## BEGIN Input records

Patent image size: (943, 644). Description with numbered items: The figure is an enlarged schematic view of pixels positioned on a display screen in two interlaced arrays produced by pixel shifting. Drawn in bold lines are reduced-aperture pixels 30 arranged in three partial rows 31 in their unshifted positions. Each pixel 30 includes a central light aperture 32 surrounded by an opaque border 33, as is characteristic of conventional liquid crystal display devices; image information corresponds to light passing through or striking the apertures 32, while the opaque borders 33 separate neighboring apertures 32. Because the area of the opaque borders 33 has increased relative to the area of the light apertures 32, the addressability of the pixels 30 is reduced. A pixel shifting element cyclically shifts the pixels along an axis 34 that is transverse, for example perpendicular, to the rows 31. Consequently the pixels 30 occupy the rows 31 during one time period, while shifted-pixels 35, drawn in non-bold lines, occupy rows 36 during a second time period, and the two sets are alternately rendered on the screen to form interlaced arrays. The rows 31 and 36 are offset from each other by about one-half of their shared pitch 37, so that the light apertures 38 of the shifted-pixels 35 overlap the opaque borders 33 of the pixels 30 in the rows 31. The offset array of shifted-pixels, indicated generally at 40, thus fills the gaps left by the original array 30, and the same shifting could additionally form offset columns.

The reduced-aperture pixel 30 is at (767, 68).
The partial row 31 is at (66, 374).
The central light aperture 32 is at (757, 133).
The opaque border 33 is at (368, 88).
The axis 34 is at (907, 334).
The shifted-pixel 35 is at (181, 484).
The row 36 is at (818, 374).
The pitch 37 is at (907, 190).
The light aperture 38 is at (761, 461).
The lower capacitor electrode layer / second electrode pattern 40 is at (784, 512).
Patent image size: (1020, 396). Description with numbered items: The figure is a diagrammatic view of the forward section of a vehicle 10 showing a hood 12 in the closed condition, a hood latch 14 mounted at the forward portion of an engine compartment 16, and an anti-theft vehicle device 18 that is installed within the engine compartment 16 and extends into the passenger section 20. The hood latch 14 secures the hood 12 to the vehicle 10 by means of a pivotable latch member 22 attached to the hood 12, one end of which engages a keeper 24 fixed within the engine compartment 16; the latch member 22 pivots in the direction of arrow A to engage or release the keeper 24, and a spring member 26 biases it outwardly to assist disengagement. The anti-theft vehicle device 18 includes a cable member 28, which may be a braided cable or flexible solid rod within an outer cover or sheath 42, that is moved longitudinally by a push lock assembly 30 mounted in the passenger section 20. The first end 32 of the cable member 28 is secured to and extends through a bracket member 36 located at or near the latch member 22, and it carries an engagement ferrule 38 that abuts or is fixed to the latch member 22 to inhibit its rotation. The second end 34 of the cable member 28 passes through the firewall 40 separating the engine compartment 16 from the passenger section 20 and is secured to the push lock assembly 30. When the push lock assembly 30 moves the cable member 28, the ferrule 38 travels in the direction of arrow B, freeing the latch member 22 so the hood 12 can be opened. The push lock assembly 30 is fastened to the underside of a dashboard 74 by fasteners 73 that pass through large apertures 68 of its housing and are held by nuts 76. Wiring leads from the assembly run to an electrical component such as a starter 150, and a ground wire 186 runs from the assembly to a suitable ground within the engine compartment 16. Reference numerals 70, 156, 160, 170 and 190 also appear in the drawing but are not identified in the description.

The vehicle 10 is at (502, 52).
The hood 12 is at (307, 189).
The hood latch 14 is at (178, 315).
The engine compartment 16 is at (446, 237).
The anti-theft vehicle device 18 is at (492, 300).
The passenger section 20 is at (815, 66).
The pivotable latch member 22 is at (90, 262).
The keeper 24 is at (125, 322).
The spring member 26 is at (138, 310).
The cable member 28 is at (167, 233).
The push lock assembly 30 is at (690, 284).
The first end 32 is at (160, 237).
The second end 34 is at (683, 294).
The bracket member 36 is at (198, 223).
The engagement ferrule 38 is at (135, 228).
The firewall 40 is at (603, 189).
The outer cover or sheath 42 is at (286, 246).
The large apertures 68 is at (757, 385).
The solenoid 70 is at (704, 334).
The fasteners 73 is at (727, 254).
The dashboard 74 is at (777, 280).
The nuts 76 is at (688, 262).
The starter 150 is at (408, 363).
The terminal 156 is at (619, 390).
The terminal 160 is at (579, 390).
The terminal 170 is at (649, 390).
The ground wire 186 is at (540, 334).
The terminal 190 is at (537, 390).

## END Input records

=== The problem ===
Tally the lines in the entries above that contain the string "partial", matching case exactly. Reply with the number alone.

=== Problem solution ===
2